-- start Exercise input --

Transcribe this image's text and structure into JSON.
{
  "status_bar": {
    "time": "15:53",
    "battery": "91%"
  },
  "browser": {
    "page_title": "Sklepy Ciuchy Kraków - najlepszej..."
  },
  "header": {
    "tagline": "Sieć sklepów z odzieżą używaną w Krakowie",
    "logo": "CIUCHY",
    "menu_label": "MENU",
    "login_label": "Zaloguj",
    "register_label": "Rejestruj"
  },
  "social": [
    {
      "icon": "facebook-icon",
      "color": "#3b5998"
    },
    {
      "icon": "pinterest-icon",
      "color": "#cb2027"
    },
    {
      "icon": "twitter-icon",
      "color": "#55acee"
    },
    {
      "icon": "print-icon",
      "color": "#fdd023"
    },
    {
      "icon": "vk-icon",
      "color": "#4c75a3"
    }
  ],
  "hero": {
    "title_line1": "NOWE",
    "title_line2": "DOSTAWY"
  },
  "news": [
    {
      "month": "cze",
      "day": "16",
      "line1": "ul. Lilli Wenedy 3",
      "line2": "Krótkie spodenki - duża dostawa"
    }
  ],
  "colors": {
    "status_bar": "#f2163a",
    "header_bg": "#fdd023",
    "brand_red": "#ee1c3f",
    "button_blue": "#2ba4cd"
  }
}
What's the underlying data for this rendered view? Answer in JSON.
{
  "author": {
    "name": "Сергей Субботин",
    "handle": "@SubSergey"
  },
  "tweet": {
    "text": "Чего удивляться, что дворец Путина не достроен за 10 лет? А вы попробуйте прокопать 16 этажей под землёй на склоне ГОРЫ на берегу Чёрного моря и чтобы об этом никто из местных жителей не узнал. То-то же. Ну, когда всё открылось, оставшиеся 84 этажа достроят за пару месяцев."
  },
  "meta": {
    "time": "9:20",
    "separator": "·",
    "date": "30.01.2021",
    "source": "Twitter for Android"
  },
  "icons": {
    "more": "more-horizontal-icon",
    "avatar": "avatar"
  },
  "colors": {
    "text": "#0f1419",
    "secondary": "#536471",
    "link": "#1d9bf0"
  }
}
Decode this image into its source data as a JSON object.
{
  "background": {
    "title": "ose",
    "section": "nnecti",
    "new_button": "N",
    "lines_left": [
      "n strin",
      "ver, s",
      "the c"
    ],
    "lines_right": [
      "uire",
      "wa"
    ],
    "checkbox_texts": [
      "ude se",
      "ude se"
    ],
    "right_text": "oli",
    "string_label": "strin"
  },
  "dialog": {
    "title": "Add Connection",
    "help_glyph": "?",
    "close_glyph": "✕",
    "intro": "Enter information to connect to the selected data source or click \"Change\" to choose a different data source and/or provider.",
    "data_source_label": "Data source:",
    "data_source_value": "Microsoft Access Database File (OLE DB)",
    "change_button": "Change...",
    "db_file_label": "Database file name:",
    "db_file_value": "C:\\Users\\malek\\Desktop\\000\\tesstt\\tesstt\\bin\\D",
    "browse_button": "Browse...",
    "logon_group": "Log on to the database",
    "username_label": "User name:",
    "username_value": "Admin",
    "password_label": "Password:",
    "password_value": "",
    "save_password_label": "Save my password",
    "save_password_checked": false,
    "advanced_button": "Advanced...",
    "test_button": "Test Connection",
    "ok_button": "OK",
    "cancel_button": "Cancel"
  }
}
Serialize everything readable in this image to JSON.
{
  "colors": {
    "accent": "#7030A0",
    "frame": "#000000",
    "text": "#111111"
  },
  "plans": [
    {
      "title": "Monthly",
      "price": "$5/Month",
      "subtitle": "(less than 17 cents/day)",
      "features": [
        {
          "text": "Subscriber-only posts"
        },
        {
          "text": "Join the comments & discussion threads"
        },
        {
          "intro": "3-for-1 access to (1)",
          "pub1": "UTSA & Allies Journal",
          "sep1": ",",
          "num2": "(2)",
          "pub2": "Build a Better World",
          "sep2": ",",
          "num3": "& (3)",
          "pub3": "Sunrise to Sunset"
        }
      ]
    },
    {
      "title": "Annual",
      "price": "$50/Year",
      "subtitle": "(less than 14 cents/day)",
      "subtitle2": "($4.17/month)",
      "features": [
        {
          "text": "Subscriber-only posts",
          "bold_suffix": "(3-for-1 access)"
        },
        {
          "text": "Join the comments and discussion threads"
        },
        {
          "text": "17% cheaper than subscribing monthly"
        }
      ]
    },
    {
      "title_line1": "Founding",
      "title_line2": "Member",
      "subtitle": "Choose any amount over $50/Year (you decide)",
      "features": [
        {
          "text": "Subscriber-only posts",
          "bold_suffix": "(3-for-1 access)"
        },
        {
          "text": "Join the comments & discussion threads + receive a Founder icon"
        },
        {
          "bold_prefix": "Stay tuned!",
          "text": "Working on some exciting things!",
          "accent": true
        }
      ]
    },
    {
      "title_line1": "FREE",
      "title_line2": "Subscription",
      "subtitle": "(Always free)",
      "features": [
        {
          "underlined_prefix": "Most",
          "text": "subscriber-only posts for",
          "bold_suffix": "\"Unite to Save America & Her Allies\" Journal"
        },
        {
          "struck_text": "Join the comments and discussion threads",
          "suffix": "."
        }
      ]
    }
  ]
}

-- end Exercise input --

◆ Prompt ◆
Every line of the data above should be reproduced word for word.

◆ Output for this exercise ◆
Transcribe this image's text and structure into JSON.
{
  "status_bar": {
    "time": "15:53",
    "battery": "91%"
  },
  "browser": {
    "page_title": "Sklepy Ciuchy Kraków - najlepszej..."
  },
  "header": {
    "tagline": "Sieć sklepów z odzieżą używaną w Krakowie",
    "logo": "CIUCHY",
    "menu_label": "MENU",
    "login_label": "Zaloguj",
    "register_label": "Rejestruj"
  },
  "social": [
    {
      "icon": "facebook-icon",
      "color": "#3b5998"
    },
    {
      "icon": "pinterest-icon",
      "color": "#cb2027"
    },
    {
      "icon": "twitter-icon",
      "color": "#55acee"
    },
    {
      "icon": "print-icon",
      "color": "#fdd023"
    },
    {
      "icon": "vk-icon",
      "color": "#4c75a3"
    }
  ],
  "hero": {
    "title_line1": "NOWE",
    "title_line2": "DOSTAWY"
  },
  "news": [
    {
      "month": "cze",
      "day": "16",
      "line1": "ul. Lilli Wenedy 3",
      "line2": "Krótkie spodenki - duża dostawa"
    }
  ],
  "colors": {
    "status_bar": "#f2163a",
    "header_bg": "#fdd023",
    "brand_red": "#ee1c3f",
    "button_blue": "#2ba4cd"
  }
}
What's the underlying data for this rendered view? Answer in JSON.
{
  "author": {
    "name": "Сергей Субботин",
    "handle": "@SubSergey"
  },
  "tweet": {
    "text": "Чего удивляться, что дворец Путина не достроен за 10 лет? А вы попробуйте прокопать 16 этажей под землёй на склоне ГОРЫ на берегу Чёрного моря и чтобы об этом никто из местных жителей не узнал. То-то же. Ну, когда всё открылось, оставшиеся 84 этажа достроят за пару месяцев."
  },
  "meta": {
    "time": "9:20",
    "separator": "·",
    "date": "30.01.2021",
    "source": "Twitter for Android"
  },
  "icons": {
    "more": "more-horizontal-icon",
    "avatar": "avatar"
  },
  "colors": {
    "text": "#0f1419",
    "secondary": "#536471",
    "link": "#1d9bf0"
  }
}
Decode this image into its source data as a JSON object.
{
  "background": {
    "title": "ose",
    "section": "nnecti",
    "new_button": "N",
    "lines_left": [
      "n strin",
      "ver, s",
      "the c"
    ],
    "lines_right": [
      "uire",
      "wa"
    ],
    "checkbox_texts": [
      "ude se",
      "ude se"
    ],
    "right_text": "oli",
    "string_label": "strin"
  },
  "dialog": {
    "title": "Add Connection",
    "help_glyph": "?",
    "close_glyph": "✕",
    "intro": "Enter information to connect to the selected data source or click \"Change\" to choose a different data source and/or provider.",
    "data_source_label": "Data source:",
    "data_source_value": "Microsoft Access Database File (OLE DB)",
    "change_button": "Change...",
    "db_file_label": "Database file name:",
    "db_file_value": "C:\\Users\\malek\\Desktop\\000\\tesstt\\tesstt\\bin\\D",
    "browse_button": "Browse...",
    "logon_group": "Log on to the database",
    "username_label": "User name:",
    "username_value": "Admin",
    "password_label": "Password:",
    "password_value": "",
    "save_password_label": "Save my password",
    "save_password_checked": false,
    "advanced_button": "Advanced...",
    "test_button": "Test Connection",
    "ok_button": "OK",
    "cancel_button": "Cancel"
  }
}
Serialize everything readable in this image to JSON.
{
  "colors": {
    "accent": "#7030A0",
    "frame": "#000000",
    "text": "#111111"
  },
  "plans": [
    {
      "title": "Monthly",
      "price": "$5/Month",
      "subtitle": "(less than 17 cents/day)",
      "features": [
        {
          "text": "Subscriber-only posts"
        },
        {
          "text": "Join the comments & discussion threads"
        },
        {
          "intro": "3-for-1 access to (1)",
          "pub1": "UTSA & Allies Journal",
          "sep1": ",",
          "num2": "(2)",
          "pub2": "Build a Better World",
          "sep2": ",",
          "num3": "& (3)",
          "pub3": "Sunrise to Sunset"
        }
      ]
    },
    {
      "title": "Annual",
      "price": "$50/Year",
      "subtitle": "(less than 14 cents/day)",
      "subtitle2": "($4.17/month)",
      "features": [
        {
          "text": "Subscriber-only posts",
          "bold_suffix": "(3-for-1 access)"
        },
        {
          "text": "Join the comments and discussion threads"
        },
        {
          "text": "17% cheaper than subscribing monthly"
        }
      ]
    },
    {
      "title_line1": "Founding",
      "title_line2": "Member",
      "subtitle": "Choose any amount over $50/Year (you decide)",
      "features": [
        {
          "text": "Subscriber-only posts",
          "bold_suffix": "(3-for-1 access)"
        },
        {
          "text": "Join the comments & discussion threads + receive a Founder icon"
        },
        {
          "bold_prefix": "Stay tuned!",
          "text": "Working on some exciting things!",
          "accent": true
        }
      ]
    },
    {
      "title_line1": "FREE",
      "title_line2": "Subscription",
      "subtitle": "(Always free)",
      "features": [
        {
          "underlined_prefix": "Most",
          "text": "subscriber-only posts for",
          "bold_suffix": "\"Unite to Save America & Her Allies\" Journal"
        },
        {
          "struck_text": "Join the comments and discussion threads",
          "suffix": "."
        }
      ]
    }
  ]
}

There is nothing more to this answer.